- AIM OF THE EXERCISE
Write the next part of the author interview about the historical novel Spirited Away, starting right after its last line.

- TEXT BLOCK
● ● ● ● ●

SPIRITED AWAY – A NOVEL OF THE STOLEN IRISH is a 60,000-word historical novel that paints an intimate, compelling portrait of 1650s Irish slavery in the Caribbean.
Targeted Age Group:
adult only
How is Writing In Your Genre Different from Others?
I feel that writing historical fiction is different than writing in other genres because to do it well, a ton of research is involved. It took me four full years to get this novel written. However, the reward for all of that research work is the chance to educate readers through an entertaining, enlightening story.
What Advice Would You Give Aspiring Writers?
Do your homework. Educate yourself in grammar, spelling, and punctuation. If you just cannot grasp those things, hire a professional editor to polish your manuscript before self-publishing or submitting to agents/editors. Honor the English language by producing a high quality piece of writing.
Author Bio:
Maggie Plummer is a writer and editor who lives in northwest Montana. Along the winding trail to becoming a novelist, she has worked as a journalist, book publicist, census enumerator, school bus driver, field interviewer, waitress, post office clerk, fish processor, library clerk, retail salesperson, Good Humor girl, fishing boat first mate, race horse hot walker, apple picker, and bus girl. Maggie is the author of “Passing It On: Voices from the Flathead Indian Reservation,” published in 2008 by Salish Kootenai College Press (Pablo, Montana). This is her first published novel.
What Inspired You to Write Your Book?

● ● ● ● ●

- MATERIAL PROVIDED
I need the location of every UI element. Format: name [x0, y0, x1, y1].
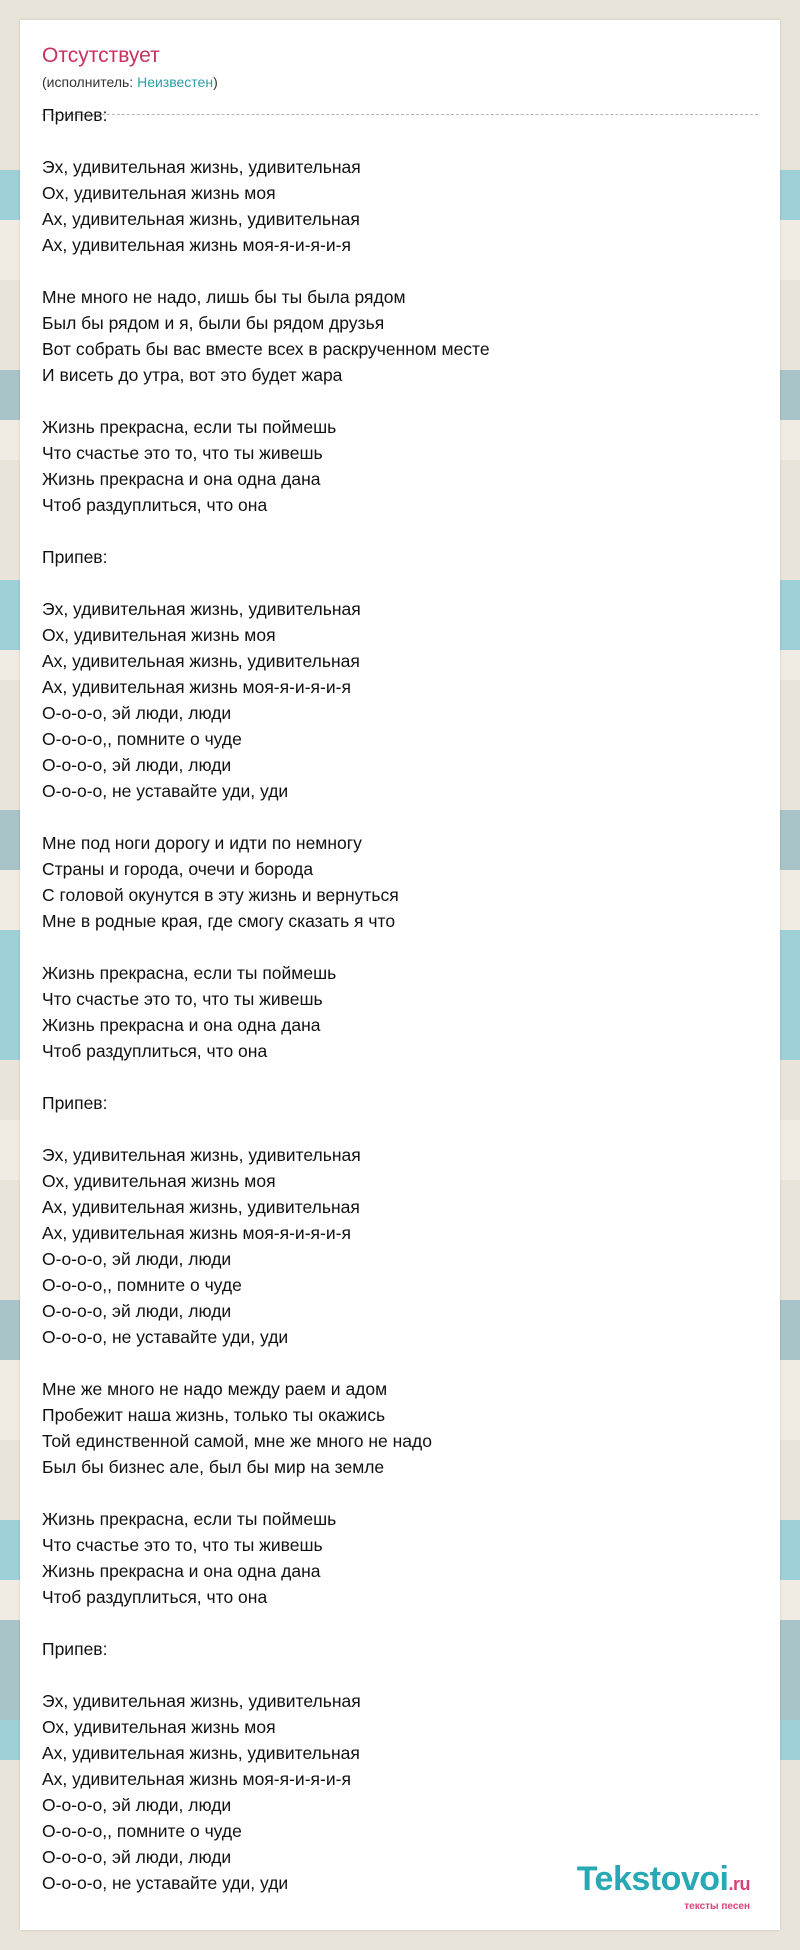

● ● ● ● ●

- REPLY
A few years ago, I was reading about Irish history and stumbled across this information: During Oliver Cromwell’s Reign of Terror in the 1650s, a majority of Ireland’s Catholic population was either slaughtered, exiled to the west, or sold into slavery in the Caribbean. I did a triple-take, amazed. How could it be that I’d never heard of that? Others hadn’t either. The more I read about Cromwell’s Reign of Terror in books and Internet articles, the hotter my Irish-American blood boiled. These massacred, ousted, or enslaved people were my ancestors. I had to write something about this obscure yet pivotal period of Irish history.
That is how the novel’s main character, Freddy O’Brennan, came to be. With the exception of Cromwell, all of the characters in the novel are fictional. The story, however, is based on historical accounts of events that took place.
In 1649 Cromwell led an invasion of Ireland that many historians call genocide, or ethnic cleansing. During the 1650s, Ireland lost about 41 percent of its population. The infamous Irish Famine of 1845 to 1852, by comparison, resulted in a loss of 16 percent of the population.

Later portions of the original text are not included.